■ Задание ■
Перепишите без изменений фрагмент приведенного ниже текста о Джеке Тигардене: от слов «Тигарден в пять» до слов «его творческая жизнь.» включительно.

Жизненный и творческий путь Джека Тигардена во многом похож на путь Расселла. Тигарден родился на год раньше Расселла. Оба в юности путешествовали с ансамблями по Юго-Западу США, некоторое время даже играли вместе в одном оркестре. Оба постепенно выработали свой ярко индивидуальный стиль, который было легко воспринимать, но трудно имитировать. Оба музыканта жили достаточно долго, смогли развить свой талант, оставили после себя значительное число грамзаписей.
Джек Тигарден родился в небольшом техасском городке Верноне; здесь на хлопкообрабатывающих и нефтеперегонных предприятиях работало много негров, прибывавших из глубинных районов Юга. В отличие от других белых музыкантов Тигарден постоянно общался с неграми. Один музыкант рассказывал, что он знал Тигардена в 1921 году, когда ему было шестнадцать лет, и что «одна из его странностей состояла в том, что вечерами он тянул меня слушать какой-нибудь негритянский оркестр. Он всегда старался совершенствовать свой стиль игры».
Тигарден в пять лет начал играть на баритон-горне, а в восемь перешел на тромбон, благо мундштуки этих инструментов сходны. В пятнадцать лет он стал гастролировать вместе со своей матерью — профессиональной пианисткой. В течение последующих семи лет он объездил весь Юго-Запад США. Некоторое время выступал с группой «Peck's Bad Boys», которой руководил легендарный пианист Джон Диксон „Пек" Келли (род. в 1898 г.). По мнению Тигардена, Келли был тогда одним из лучших джазовых пианистов. Несмотря на множество лестных предложений от знаменитых руководителей оркестров, он решительно отказывался делать грамзаписи или покидать район Хьюстона, Галвестона и Сан-Антонио, где протекала его творческая жизнь.
В 1927 году Тигарден приехал в Нью-Йорк, где вместе с Пи Ви Расселлом и Уинджи Маноном, с которыми когда-то играл на Юге, стал посещать нью-йоркские джем-сешн. Он буквально потряс своих коллег и уже через несколько недель имел несколько выгоднейших ангажементов. Его репутация была так высока, что в дальнейшем он никогда не оставался без работы. В 1933 году Тигарден подписал пятилетний контракт с Полом Уайтменом; после истечения этого срока на волне новой моды организовал свой биг-бэнд, игравший в стиле свинг. Его оркестры никогда не пользовались особым успехом, и в 1946 году он окончательно отказался от этой затеи. В течение следующих пяти лет он работал в оркестре «All-Stars» Луи Армстронга, а после этого — в маленьких группах, стиль игры которых был близок к диксиленду. Творческая жизнь Тигардена была долгой и удачливой. С его участием было записано свыше тысячи пластинок, в разное время ему довелось выступать с большинством крупнейших мастеров джаза. Умер он окруженный почетом и уважением в 1964 году.
Тигарден был уникальным джазовым тромбонистом. В его время в джазе существовало три стиля игры на тромбоне: стиль глиссандо типа «слер-энд-смир» с характерной для оркестров Нового Орлеана игрой в нижних регистрах; светлый по колориту, быстрый, высокотехничный стиль стаккато Миффа Моула, Томми Дорси и других; и стиль легато, который разрабатывался негритянским музыкантом Джимми Харрисоном, последователем новоорлеанской традиции, и который со временем станет основным в развитии джазового тромбона.

■ Предоставленные записи ■
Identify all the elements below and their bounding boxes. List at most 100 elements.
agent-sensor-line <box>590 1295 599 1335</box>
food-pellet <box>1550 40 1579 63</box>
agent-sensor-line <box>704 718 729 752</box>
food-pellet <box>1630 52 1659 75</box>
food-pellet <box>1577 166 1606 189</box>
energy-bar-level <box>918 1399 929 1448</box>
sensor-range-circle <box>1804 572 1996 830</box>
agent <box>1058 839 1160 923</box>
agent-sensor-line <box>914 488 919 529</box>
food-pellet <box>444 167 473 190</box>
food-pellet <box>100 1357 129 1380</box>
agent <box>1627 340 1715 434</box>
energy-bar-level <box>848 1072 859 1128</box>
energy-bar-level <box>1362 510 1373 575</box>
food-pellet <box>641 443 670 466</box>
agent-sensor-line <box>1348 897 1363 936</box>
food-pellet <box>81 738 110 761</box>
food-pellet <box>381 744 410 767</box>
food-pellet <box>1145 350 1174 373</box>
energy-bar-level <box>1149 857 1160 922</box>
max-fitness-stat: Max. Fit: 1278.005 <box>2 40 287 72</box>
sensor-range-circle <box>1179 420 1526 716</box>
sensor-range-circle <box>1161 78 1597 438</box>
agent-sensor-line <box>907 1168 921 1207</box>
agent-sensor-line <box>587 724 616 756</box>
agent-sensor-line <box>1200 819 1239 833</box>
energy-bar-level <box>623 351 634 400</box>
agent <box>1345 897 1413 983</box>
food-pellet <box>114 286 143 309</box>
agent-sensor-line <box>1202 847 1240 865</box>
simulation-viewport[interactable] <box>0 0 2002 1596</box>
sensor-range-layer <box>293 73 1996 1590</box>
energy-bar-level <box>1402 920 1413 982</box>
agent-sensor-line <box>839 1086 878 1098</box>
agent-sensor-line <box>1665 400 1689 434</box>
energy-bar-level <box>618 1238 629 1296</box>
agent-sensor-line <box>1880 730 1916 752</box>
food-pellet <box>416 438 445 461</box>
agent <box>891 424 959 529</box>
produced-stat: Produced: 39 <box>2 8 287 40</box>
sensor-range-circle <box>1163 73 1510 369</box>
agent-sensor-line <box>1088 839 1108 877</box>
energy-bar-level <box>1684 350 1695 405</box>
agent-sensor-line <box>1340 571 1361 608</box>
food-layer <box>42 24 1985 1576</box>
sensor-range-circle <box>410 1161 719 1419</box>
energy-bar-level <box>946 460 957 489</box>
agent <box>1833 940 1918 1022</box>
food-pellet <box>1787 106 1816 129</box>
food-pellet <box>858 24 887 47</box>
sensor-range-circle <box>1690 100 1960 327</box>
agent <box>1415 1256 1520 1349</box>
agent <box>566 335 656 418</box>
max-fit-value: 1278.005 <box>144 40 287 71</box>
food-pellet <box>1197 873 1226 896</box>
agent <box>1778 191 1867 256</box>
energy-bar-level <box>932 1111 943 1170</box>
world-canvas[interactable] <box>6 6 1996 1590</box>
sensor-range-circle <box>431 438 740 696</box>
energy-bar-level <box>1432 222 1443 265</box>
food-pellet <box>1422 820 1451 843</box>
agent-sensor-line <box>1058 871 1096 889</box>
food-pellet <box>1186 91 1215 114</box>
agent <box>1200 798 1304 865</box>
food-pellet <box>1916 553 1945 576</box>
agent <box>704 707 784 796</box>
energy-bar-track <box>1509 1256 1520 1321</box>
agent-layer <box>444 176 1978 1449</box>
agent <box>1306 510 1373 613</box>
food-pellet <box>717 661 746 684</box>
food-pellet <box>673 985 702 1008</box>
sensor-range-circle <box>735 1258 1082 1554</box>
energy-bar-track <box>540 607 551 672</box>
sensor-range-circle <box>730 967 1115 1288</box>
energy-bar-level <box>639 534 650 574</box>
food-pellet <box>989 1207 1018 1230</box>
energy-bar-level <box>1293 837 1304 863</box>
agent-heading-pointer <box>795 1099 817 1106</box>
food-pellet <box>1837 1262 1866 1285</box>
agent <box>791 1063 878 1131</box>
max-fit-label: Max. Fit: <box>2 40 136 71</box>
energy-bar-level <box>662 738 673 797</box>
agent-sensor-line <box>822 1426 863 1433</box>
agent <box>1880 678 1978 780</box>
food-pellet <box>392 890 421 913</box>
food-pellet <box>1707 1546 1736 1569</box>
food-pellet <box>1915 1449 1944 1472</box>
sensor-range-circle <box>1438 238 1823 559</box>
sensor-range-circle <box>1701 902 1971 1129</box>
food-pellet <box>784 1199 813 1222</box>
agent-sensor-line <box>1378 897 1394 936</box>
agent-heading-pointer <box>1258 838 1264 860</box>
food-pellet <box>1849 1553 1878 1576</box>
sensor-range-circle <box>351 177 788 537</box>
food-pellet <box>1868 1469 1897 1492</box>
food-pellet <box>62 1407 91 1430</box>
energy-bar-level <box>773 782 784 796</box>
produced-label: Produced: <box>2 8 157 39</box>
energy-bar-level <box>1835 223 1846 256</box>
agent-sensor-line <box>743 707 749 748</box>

■ Результат выполнения ■
Тигарден в пять лет начал играть на баритон-горне, а в восемь перешел на тромбон, благо мундштуки этих инструментов сходны. В пятнадцать лет он стал гастролировать вместе со своей матерью — профессиональной пианисткой. В течение последующих семи лет он объездил весь Юго-Запад США. Некоторое время выступал с группой «Peck's Bad Boys», которой руководил легендарный пианист Джон Диксон „Пек" Келли (род. в 1898 г.). По мнению Тигардена, Келли был тогда одним из лучших джазовых пианистов. Несмотря на множество лестных предложений от знаменитых руководителей оркестров, он решительно отказывался делать грамзаписи или покидать район Хьюстона, Галвестона и Сан-Антонио, где протекала его творческая жизнь.